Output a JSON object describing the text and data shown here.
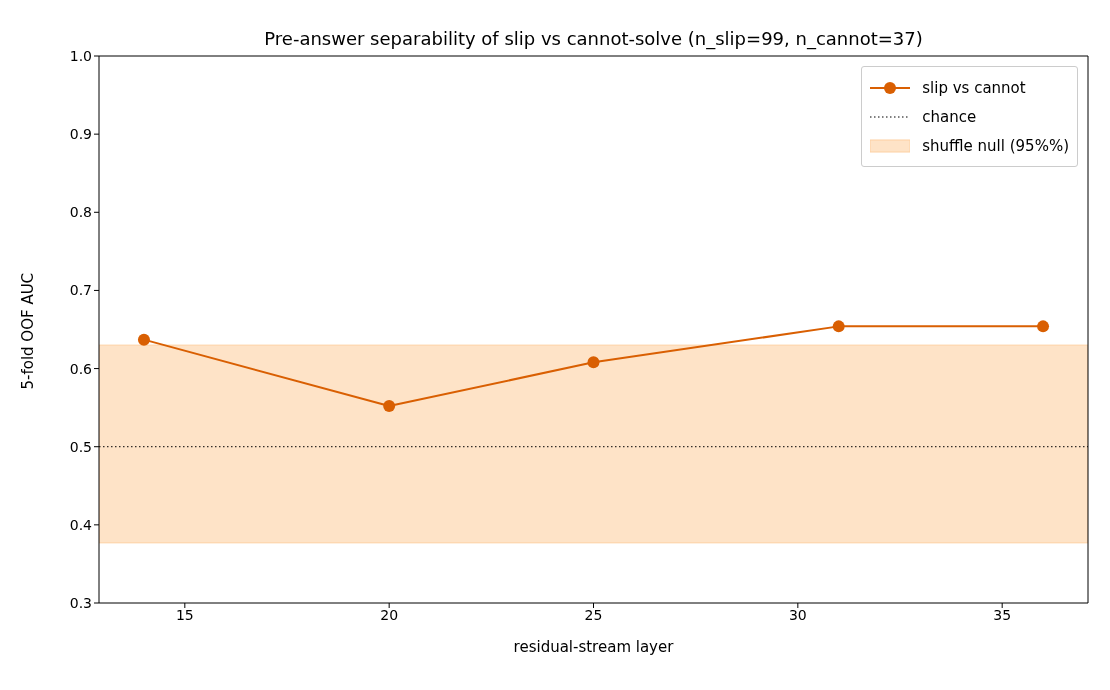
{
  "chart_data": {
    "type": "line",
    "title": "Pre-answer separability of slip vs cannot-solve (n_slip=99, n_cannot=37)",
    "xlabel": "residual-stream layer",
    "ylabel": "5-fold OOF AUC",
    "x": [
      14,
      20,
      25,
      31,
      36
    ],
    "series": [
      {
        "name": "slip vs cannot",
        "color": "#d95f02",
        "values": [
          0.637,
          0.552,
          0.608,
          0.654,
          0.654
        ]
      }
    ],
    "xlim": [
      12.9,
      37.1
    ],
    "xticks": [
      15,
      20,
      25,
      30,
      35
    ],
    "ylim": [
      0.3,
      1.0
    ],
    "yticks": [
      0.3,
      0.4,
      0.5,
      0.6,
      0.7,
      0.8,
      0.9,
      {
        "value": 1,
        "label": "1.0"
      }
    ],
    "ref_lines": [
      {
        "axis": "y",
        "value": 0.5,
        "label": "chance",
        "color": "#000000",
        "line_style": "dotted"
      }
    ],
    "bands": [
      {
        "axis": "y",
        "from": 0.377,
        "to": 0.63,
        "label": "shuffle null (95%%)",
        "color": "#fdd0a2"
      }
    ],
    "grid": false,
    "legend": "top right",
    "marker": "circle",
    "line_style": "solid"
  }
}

The task
Pictures are not part of the copy; reproduce everything else in the records exactly.

Complete response
Output a JSON object describing the text and data shown here.
{
  "chart_data": {
    "type": "line",
    "title": "Pre-answer separability of slip vs cannot-solve (n_slip=99, n_cannot=37)",
    "xlabel": "residual-stream layer",
    "ylabel": "5-fold OOF AUC",
    "x": [
      14,
      20,
      25,
      31,
      36
    ],
    "series": [
      {
        "name": "slip vs cannot",
        "color": "#d95f02",
        "values": [
          0.637,
          0.552,
          0.608,
          0.654,
          0.654
        ]
      }
    ],
    "xlim": [
      12.9,
      37.1
    ],
    "xticks": [
      15,
      20,
      25,
      30,
      35
    ],
    "ylim": [
      0.3,
      1.0
    ],
    "yticks": [
      0.3,
      0.4,
      0.5,
      0.6,
      0.7,
      0.8,
      0.9,
      {
        "value": 1,
        "label": "1.0"
      }
    ],
    "ref_lines": [
      {
        "axis": "y",
        "value": 0.5,
        "label": "chance",
        "color": "#000000",
        "line_style": "dotted"
      }
    ],
    "bands": [
      {
        "axis": "y",
        "from": 0.377,
        "to": 0.63,
        "label": "shuffle null (95%%)",
        "color": "#fdd0a2"
      }
    ],
    "grid": false,
    "legend": "top right",
    "marker": "circle",
    "line_style": "solid"
  }
}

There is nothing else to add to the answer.